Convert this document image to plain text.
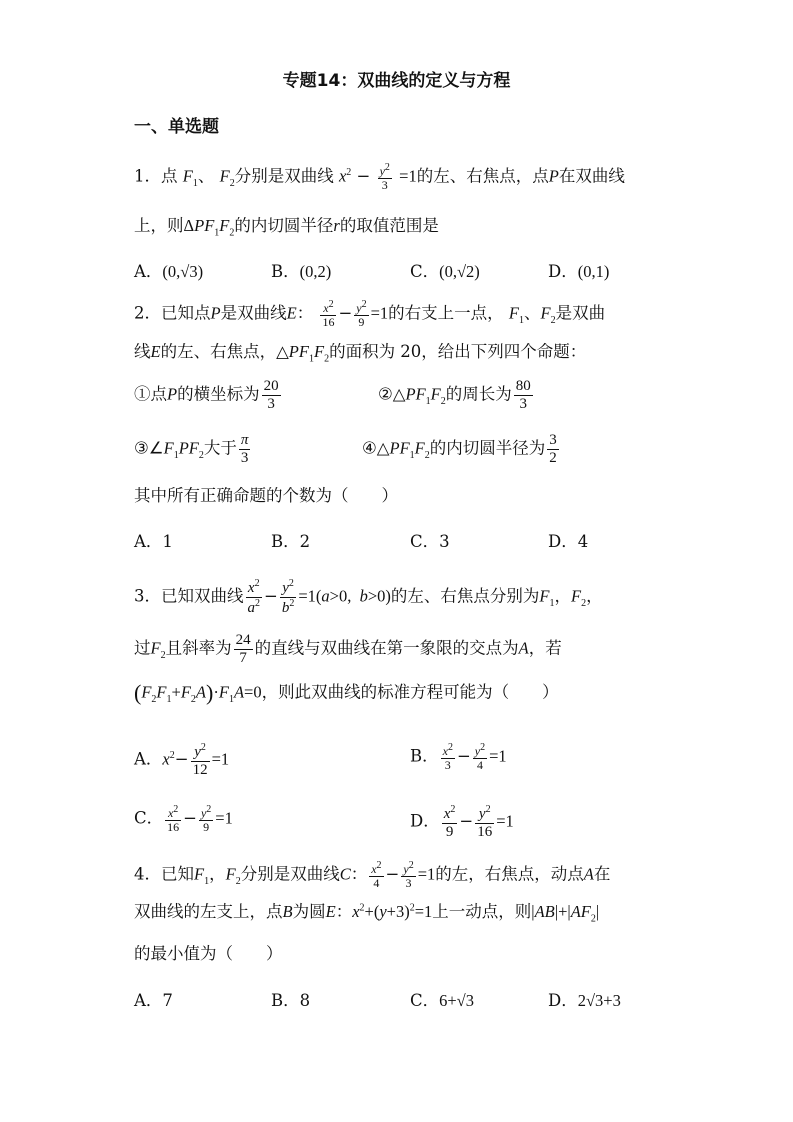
专题14：双曲线的定义与方程
一、单选题
1．点 $F_1$、 $F_2$分别是双曲线 $x^2 - \frac{y^2}{3} =1$的左、右焦点，点P在双曲线
上，则$\Delta PF_1F_2$的内切圆半径r的取值范围是
A．(0,√3)	B．(0,2)	C．(0,√2)	D．(0,1)
2．已知点P是双曲线E： $\frac{x^2}{16} - \frac{y^2}{9} =1$的右支上一点， $F_1$、$F_2$是双曲
线E的左、右焦点，$\triangle PF_1F_2$的面积为 20，给出下列四个命题：
①点P的横坐标为 $\frac{20}{3}$	$②\triangle PF_1F_2$的周长为 $\frac{80}{3}$
$③\angle F_1PF_2$大于 $\frac{\pi}{3}$	$④\triangle PF_1F_2$的内切圆半径为 $\frac{3}{2}$
其中所有正确命题的个数为（　　）
A．1	B．2	C．3	D．4
3．已知双曲线 $\frac{x^2}{a^2} - \frac{y^2}{b^2} =1(a>0$,  b>0)的左、右焦点分别为$F_1$，$F_2$，
过$F_2$且斜率为 $\frac{24}{7}$ 的直线与双曲线在第一象限的交点为A，若
$(F_2F_1+F_2A)\cdot F_1A=0$，则此双曲线的标准方程可能为（　　）
A．$x^2- \frac{y^2}{12} =1$	B． $\frac{x^2}{3} - \frac{y^2}{4} =1$
C． $\frac{x^2}{16} - \frac{y^2}{9} =1$	D． $\frac{x^2}{9} - \frac{y^2}{16} =1$
4．已知$F_1$，$F_2$分别是双曲线C： $\frac{x^2}{4} - \frac{y^2}{3} =1$的左，右焦点，动点A在
双曲线的左支上，点B为圆E：$x^2+(y+3)^2=1$上一动点，则$|AB|+|AF_2|$
的最小值为（　　）
A．7	B．8	C．6+√3	D．2√3+3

### WRITTEN REQUEST:
Copy every line from the records above that contains the word "triangle".

### SOLVED PROBLEM:
线E的左、右焦点，$\triangle PF_1F_2$的面积为 20，给出下列四个命题：
①点P的横坐标为 $\frac{20}{3}$	$②\triangle PF_1F_2$的周长为 $\frac{80}{3}$
$③\angle F_1PF_2$大于 $\frac{\pi}{3}$	$④\triangle PF_1F_2$的内切圆半径为 $\frac{3}{2}$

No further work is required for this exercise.